The exercise ▸ Every record below should be printed exactly as it appears.

####################

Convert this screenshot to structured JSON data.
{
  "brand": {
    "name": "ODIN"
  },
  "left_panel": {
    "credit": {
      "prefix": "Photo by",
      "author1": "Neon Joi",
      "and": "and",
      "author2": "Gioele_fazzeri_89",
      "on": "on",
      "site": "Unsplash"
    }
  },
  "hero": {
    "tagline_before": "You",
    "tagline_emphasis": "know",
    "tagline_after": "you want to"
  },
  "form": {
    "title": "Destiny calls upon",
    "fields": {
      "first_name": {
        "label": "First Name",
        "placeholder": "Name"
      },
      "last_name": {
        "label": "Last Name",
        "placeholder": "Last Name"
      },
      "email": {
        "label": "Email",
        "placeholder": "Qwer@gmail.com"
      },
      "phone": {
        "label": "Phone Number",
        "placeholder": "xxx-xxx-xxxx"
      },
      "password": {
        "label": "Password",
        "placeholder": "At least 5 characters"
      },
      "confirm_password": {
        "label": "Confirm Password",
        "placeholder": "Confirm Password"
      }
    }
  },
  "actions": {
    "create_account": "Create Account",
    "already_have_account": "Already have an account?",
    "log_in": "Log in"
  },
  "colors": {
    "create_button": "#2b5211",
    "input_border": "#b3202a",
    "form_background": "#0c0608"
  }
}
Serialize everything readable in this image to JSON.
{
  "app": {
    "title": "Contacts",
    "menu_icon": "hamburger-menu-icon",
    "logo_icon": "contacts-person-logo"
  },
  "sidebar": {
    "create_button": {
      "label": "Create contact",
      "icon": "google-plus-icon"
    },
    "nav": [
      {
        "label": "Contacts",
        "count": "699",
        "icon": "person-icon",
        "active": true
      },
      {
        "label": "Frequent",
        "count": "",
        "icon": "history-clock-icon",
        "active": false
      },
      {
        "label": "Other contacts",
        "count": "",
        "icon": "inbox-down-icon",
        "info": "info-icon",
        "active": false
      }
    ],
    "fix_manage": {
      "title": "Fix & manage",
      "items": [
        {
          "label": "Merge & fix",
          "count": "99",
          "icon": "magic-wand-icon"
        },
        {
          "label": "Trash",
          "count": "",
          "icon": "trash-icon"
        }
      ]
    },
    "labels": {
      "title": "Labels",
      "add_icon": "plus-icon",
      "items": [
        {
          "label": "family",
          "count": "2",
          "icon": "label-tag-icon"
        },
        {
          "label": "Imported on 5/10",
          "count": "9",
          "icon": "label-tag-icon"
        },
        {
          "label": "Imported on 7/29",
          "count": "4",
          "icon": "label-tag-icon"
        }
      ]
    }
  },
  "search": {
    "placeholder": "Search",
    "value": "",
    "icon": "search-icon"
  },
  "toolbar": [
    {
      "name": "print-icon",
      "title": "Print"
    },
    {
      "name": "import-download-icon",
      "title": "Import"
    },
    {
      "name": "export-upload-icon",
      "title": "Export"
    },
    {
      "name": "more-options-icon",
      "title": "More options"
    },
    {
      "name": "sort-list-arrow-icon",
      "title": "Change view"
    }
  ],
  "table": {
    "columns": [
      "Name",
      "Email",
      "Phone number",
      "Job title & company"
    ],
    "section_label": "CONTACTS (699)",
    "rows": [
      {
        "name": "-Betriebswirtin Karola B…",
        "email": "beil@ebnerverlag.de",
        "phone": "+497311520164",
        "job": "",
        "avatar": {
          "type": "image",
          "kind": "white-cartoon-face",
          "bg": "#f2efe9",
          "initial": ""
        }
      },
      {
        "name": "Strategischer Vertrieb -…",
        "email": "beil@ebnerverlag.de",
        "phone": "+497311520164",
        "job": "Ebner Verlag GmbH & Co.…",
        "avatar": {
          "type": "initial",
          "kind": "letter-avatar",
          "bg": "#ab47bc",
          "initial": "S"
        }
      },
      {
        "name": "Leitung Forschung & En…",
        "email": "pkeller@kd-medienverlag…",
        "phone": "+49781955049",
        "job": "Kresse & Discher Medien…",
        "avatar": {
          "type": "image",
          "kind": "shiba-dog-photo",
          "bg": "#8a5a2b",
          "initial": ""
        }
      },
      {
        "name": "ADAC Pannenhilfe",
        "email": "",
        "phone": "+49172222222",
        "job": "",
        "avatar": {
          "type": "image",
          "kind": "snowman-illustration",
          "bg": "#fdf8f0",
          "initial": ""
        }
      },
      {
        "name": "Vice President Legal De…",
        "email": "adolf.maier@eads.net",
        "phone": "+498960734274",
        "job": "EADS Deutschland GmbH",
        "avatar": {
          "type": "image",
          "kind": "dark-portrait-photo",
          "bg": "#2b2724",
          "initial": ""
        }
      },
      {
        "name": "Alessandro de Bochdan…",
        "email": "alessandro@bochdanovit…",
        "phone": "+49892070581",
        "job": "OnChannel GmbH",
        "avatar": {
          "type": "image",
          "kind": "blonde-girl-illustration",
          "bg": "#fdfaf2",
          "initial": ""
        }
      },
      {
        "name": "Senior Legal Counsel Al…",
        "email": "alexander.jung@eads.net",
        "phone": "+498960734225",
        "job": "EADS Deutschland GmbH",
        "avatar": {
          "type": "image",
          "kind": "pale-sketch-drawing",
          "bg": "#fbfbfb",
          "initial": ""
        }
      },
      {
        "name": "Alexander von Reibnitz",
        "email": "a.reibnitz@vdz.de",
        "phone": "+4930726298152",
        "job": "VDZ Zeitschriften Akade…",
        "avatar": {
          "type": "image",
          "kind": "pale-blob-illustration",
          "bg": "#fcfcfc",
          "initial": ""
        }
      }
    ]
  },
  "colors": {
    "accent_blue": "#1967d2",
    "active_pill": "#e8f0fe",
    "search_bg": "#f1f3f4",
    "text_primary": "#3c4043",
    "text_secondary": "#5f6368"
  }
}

####################

Task response ▸
Convert this screenshot to structured JSON data.
{
  "brand": {
    "name": "ODIN"
  },
  "left_panel": {
    "credit": {
      "prefix": "Photo by",
      "author1": "Neon Joi",
      "and": "and",
      "author2": "Gioele_fazzeri_89",
      "on": "on",
      "site": "Unsplash"
    }
  },
  "hero": {
    "tagline_before": "You",
    "tagline_emphasis": "know",
    "tagline_after": "you want to"
  },
  "form": {
    "title": "Destiny calls upon",
    "fields": {
      "first_name": {
        "label": "First Name",
        "placeholder": "Name"
      },
      "last_name": {
        "label": "Last Name",
        "placeholder": "Last Name"
      },
      "email": {
        "label": "Email",
        "placeholder": "Qwer@gmail.com"
      },
      "phone": {
        "label": "Phone Number",
        "placeholder": "xxx-xxx-xxxx"
      },
      "password": {
        "label": "Password",
        "placeholder": "At least 5 characters"
      },
      "confirm_password": {
        "label": "Confirm Password",
        "placeholder": "Confirm Password"
      }
    }
  },
  "actions": {
    "create_account": "Create Account",
    "already_have_account": "Already have an account?",
    "log_in": "Log in"
  },
  "colors": {
    "create_button": "#2b5211",
    "input_border": "#b3202a",
    "form_background": "#0c0608"
  }
}
Serialize everything readable in this image to JSON.
{
  "app": {
    "title": "Contacts",
    "menu_icon": "hamburger-menu-icon",
    "logo_icon": "contacts-person-logo"
  },
  "sidebar": {
    "create_button": {
      "label": "Create contact",
      "icon": "google-plus-icon"
    },
    "nav": [
      {
        "label": "Contacts",
        "count": "699",
        "icon": "person-icon",
        "active": true
      },
      {
        "label": "Frequent",
        "count": "",
        "icon": "history-clock-icon",
        "active": false
      },
      {
        "label": "Other contacts",
        "count": "",
        "icon": "inbox-down-icon",
        "info": "info-icon",
        "active": false
      }
    ],
    "fix_manage": {
      "title": "Fix & manage",
      "items": [
        {
          "label": "Merge & fix",
          "count": "99",
          "icon": "magic-wand-icon"
        },
        {
          "label": "Trash",
          "count": "",
          "icon": "trash-icon"
        }
      ]
    },
    "labels": {
      "title": "Labels",
      "add_icon": "plus-icon",
      "items": [
        {
          "label": "family",
          "count": "2",
          "icon": "label-tag-icon"
        },
        {
          "label": "Imported on 5/10",
          "count": "9",
          "icon": "label-tag-icon"
        },
        {
          "label": "Imported on 7/29",
          "count": "4",
          "icon": "label-tag-icon"
        }
      ]
    }
  },
  "search": {
    "placeholder": "Search",
    "value": "",
    "icon": "search-icon"
  },
  "toolbar": [
    {
      "name": "print-icon",
      "title": "Print"
    },
    {
      "name": "import-download-icon",
      "title": "Import"
    },
    {
      "name": "export-upload-icon",
      "title": "Export"
    },
    {
      "name": "more-options-icon",
      "title": "More options"
    },
    {
      "name": "sort-list-arrow-icon",
      "title": "Change view"
    }
  ],
  "table": {
    "columns": [
      "Name",
      "Email",
      "Phone number",
      "Job title & company"
    ],
    "section_label": "CONTACTS (699)",
    "rows": [
      {
        "name": "-Betriebswirtin Karola B…",
        "email": "beil@ebnerverlag.de",
        "phone": "+497311520164",
        "job": "",
        "avatar": {
          "type": "image",
          "kind": "white-cartoon-face",
          "bg": "#f2efe9",
          "initial": ""
        }
      },
      {
        "name": "Strategischer Vertrieb -…",
        "email": "beil@ebnerverlag.de",
        "phone": "+497311520164",
        "job": "Ebner Verlag GmbH & Co.…",
        "avatar": {
          "type": "initial",
          "kind": "letter-avatar",
          "bg": "#ab47bc",
          "initial": "S"
        }
      },
      {
        "name": "Leitung Forschung & En…",
        "email": "pkeller@kd-medienverlag…",
        "phone": "+49781955049",
        "job": "Kresse & Discher Medien…",
        "avatar": {
          "type": "image",
          "kind": "shiba-dog-photo",
          "bg": "#8a5a2b",
          "initial": ""
        }
      },
      {
        "name": "ADAC Pannenhilfe",
        "email": "",
        "phone": "+49172222222",
        "job": "",
        "avatar": {
          "type": "image",
          "kind": "snowman-illustration",
          "bg": "#fdf8f0",
          "initial": ""
        }
      },
      {
        "name": "Vice President Legal De…",
        "email": "adolf.maier@eads.net",
        "phone": "+498960734274",
        "job": "EADS Deutschland GmbH",
        "avatar": {
          "type": "image",
          "kind": "dark-portrait-photo",
          "bg": "#2b2724",
          "initial": ""
        }
      },
      {
        "name": "Alessandro de Bochdan…",
        "email": "alessandro@bochdanovit…",
        "phone": "+49892070581",
        "job": "OnChannel GmbH",
        "avatar": {
          "type": "image",
          "kind": "blonde-girl-illustration",
          "bg": "#fdfaf2",
          "initial": ""
        }
      },
      {
        "name": "Senior Legal Counsel Al…",
        "email": "alexander.jung@eads.net",
        "phone": "+498960734225",
        "job": "EADS Deutschland GmbH",
        "avatar": {
          "type": "image",
          "kind": "pale-sketch-drawing",
          "bg": "#fbfbfb",
          "initial": ""
        }
      },
      {
        "name": "Alexander von Reibnitz",
        "email": "a.reibnitz@vdz.de",
        "phone": "+4930726298152",
        "job": "VDZ Zeitschriften Akade…",
        "avatar": {
          "type": "image",
          "kind": "pale-blob-illustration",
          "bg": "#fcfcfc",
          "initial": ""
        }
      }
    ]
  },
  "colors": {
    "accent_blue": "#1967d2",
    "active_pill": "#e8f0fe",
    "search_bg": "#f1f3f4",
    "text_primary": "#3c4043",
    "text_secondary": "#5f6368"
  }
}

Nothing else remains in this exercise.